*PROBLEM REQUIREMENTS*.
Tell how many lines contain the word "enactment". Reply with the number only.

*RECORD EXTRACTS*.
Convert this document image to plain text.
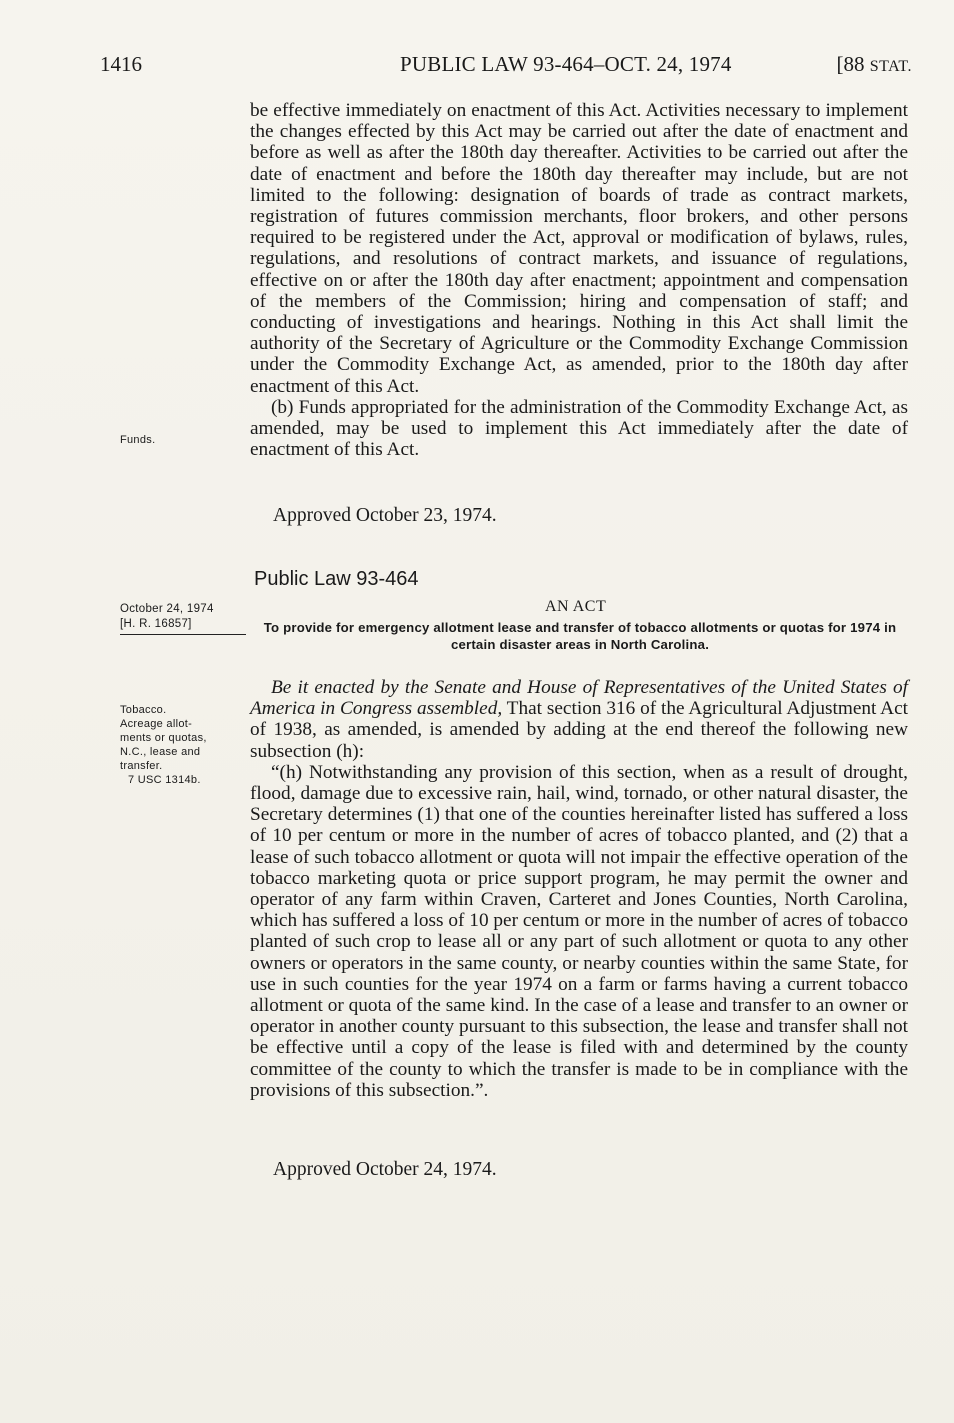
1416	PUBLIC LAW 93-464–OCT. 24, 1974	[88 STAT.

be effective immediately on enactment of this Act. Activities necessary to implement the changes effected by this Act may be carried out after the date of enactment and before as well as after the 180th day thereafter. Activities to be carried out after the date of enactment and before the 180th day thereafter may include, but are not limited to the following: designation of boards of trade as contract markets, registration of futures commission merchants, floor brokers, and other persons required to be registered under the Act, approval or modification of bylaws, rules, regulations, and resolutions of contract markets, and issuance of regulations, effective on or after the 180th day after enactment; appointment and compensation of the members of the Commission; hiring and compensation of staff; and conducting of investigations and hearings. Nothing in this Act shall limit the authority of the Secretary of Agriculture or the Commodity Exchange Commission under the Commodity Exchange Act, as amended, prior to the 180th day after enactment of this Act.

(b) Funds appropriated for the administration of the Commodity Exchange Act, as amended, may be used to implement this Act immediately after the date of enactment of this Act.

Funds.

Approved October 23, 1974.
Public Law 93-464
October 24, 1974
[H. R. 16857]
AN ACT

To provide for emergency allotment lease and transfer of tobacco allotments or quotas for 1974 in certain disaster areas in North Carolina.

Tobacco.
Acreage allot-
ments or quotas,
N.C., lease and
transfer.
7 USC 1314b.

Be it enacted by the Senate and House of Representatives of the United States of America in Congress assembled, That section 316 of the Agricultural Adjustment Act of 1938, as amended, is amended by adding at the end thereof the following new subsection (h):

“(h) Notwithstanding any provision of this section, when as a result of drought, flood, damage due to excessive rain, hail, wind, tornado, or other natural disaster, the Secretary determines (1) that one of the counties hereinafter listed has suffered a loss of 10 per centum or more in the number of acres of tobacco planted, and (2) that a lease of such tobacco allotment or quota will not impair the effective operation of the tobacco marketing quota or price support program, he may permit the owner and operator of any farm within Craven, Carteret and Jones Counties, North Carolina, which has suffered a loss of 10 per centum or more in the number of acres of tobacco planted of such crop to lease all or any part of such allotment or quota to any other owners or operators in the same county, or nearby counties within the same State, for use in such counties for the year 1974 on a farm or farms having a current tobacco allotment or quota of the same kind. In the case of a lease and transfer to an owner or operator in another county pursuant to this subsection, the lease and transfer shall not be effective until a copy of the lease is filed with and determined by the county committee of the county to which the transfer is made to be in compliance with the provisions of this subsection.”.

Approved October 24, 1974.
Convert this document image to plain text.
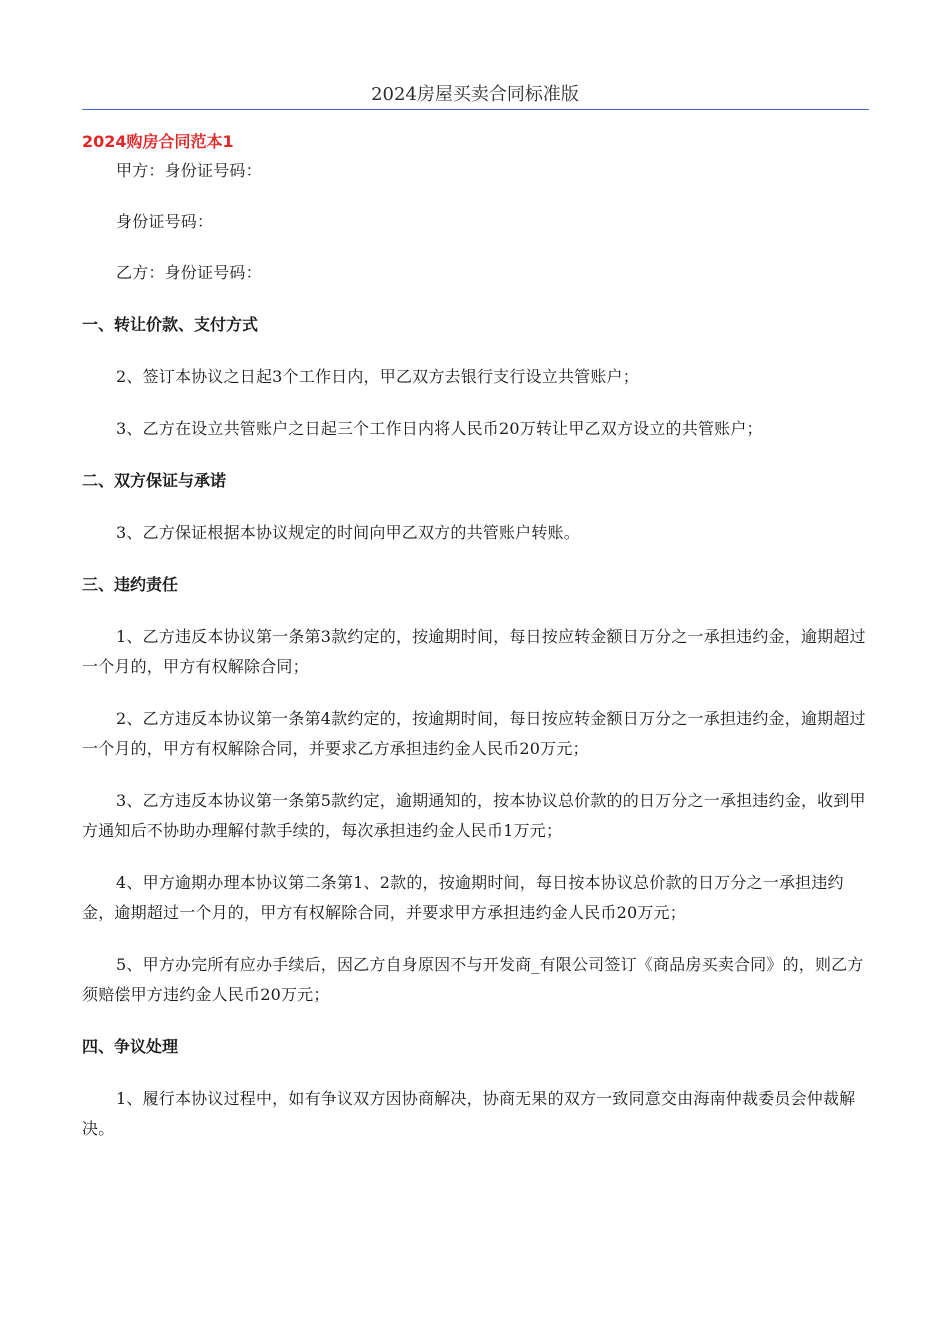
2024房屋买卖合同标准版

2024购房合同范本1

甲方：身份证号码：

身份证号码：

乙方：身份证号码：

一、转让价款、支付方式

2、签订本协议之日起3个工作日内，甲乙双方去银行支行设立共管账户；

3、乙方在设立共管账户之日起三个工作日内将人民币20万转让甲乙双方设立的共管账户；

二、双方保证与承诺

3、乙方保证根据本协议规定的时间向甲乙双方的共管账户转账。

三、违约责任

1、乙方违反本协议第一条第3款约定的，按逾期时间，每日按应转金额日万分之一承担违约金，逾期超过一个月的，甲方有权解除合同；

2、乙方违反本协议第一条第4款约定的，按逾期时间，每日按应转金额日万分之一承担违约金，逾期超过一个月的，甲方有权解除合同，并要求乙方承担违约金人民币20万元；

3、乙方违反本协议第一条第5款约定，逾期通知的，按本协议总价款的的日万分之一承担违约金，收到甲方通知后不协助办理解付款手续的，每次承担违约金人民币1万元；

4、甲方逾期办理本协议第二条第1、2款的，按逾期时间，每日按本协议总价款的日万分之一承担违约金，逾期超过一个月的，甲方有权解除合同，并要求甲方承担违约金人民币20万元；

5、甲方办完所有应办手续后，因乙方自身原因不与开发商_有限公司签订《商品房买卖合同》的，则乙方须赔偿甲方违约金人民币20万元；

四、争议处理

1、履行本协议过程中，如有争议双方因协商解决，协商无果的双方一致同意交由海南仲裁委员会仲裁解决。
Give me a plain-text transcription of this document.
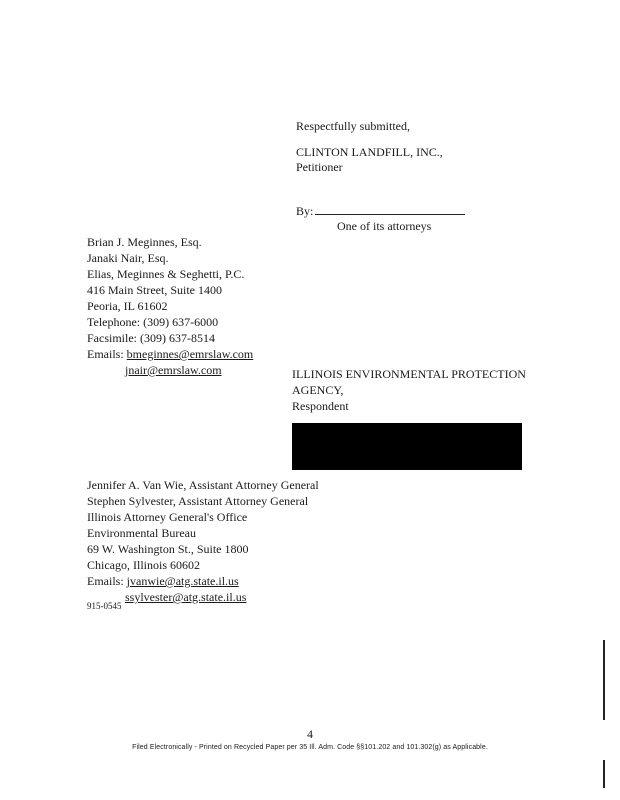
Respectfully submitted,
CLINTON LANDFILL, INC.,
Petitioner
By:
One of its attorneys
Brian J. Meginnes, Esq.
Janaki Nair, Esq.
Elias, Meginnes & Seghetti, P.C.
416 Main Street, Suite 1400
Peoria, IL 61602
Telephone: (309) 637-6000
Facsimile: (309) 637-8514
Emails: bmeginnes@emrslaw.com
jnair@emrslaw.com	ILLINOIS ENVIRONMENTAL PROTECTION
AGENCY,
Respondent
Jennifer A. Van Wie, Assistant Attorney General
Stephen Sylvester, Assistant Attorney General
Illinois Attorney General's Office
Environmental Bureau
69 W. Washington St., Suite 1800
Chicago, Illinois 60602
Emails: jvanwie@atg.state.il.us
ssylvester@atg.state.il.us
915-0545
4
Filed Electronically - Printed on Recycled Paper per 35 Ill. Adm. Code §§101.202 and 101.302(g) as Applicable.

*EXERCISE ANSWER*.
2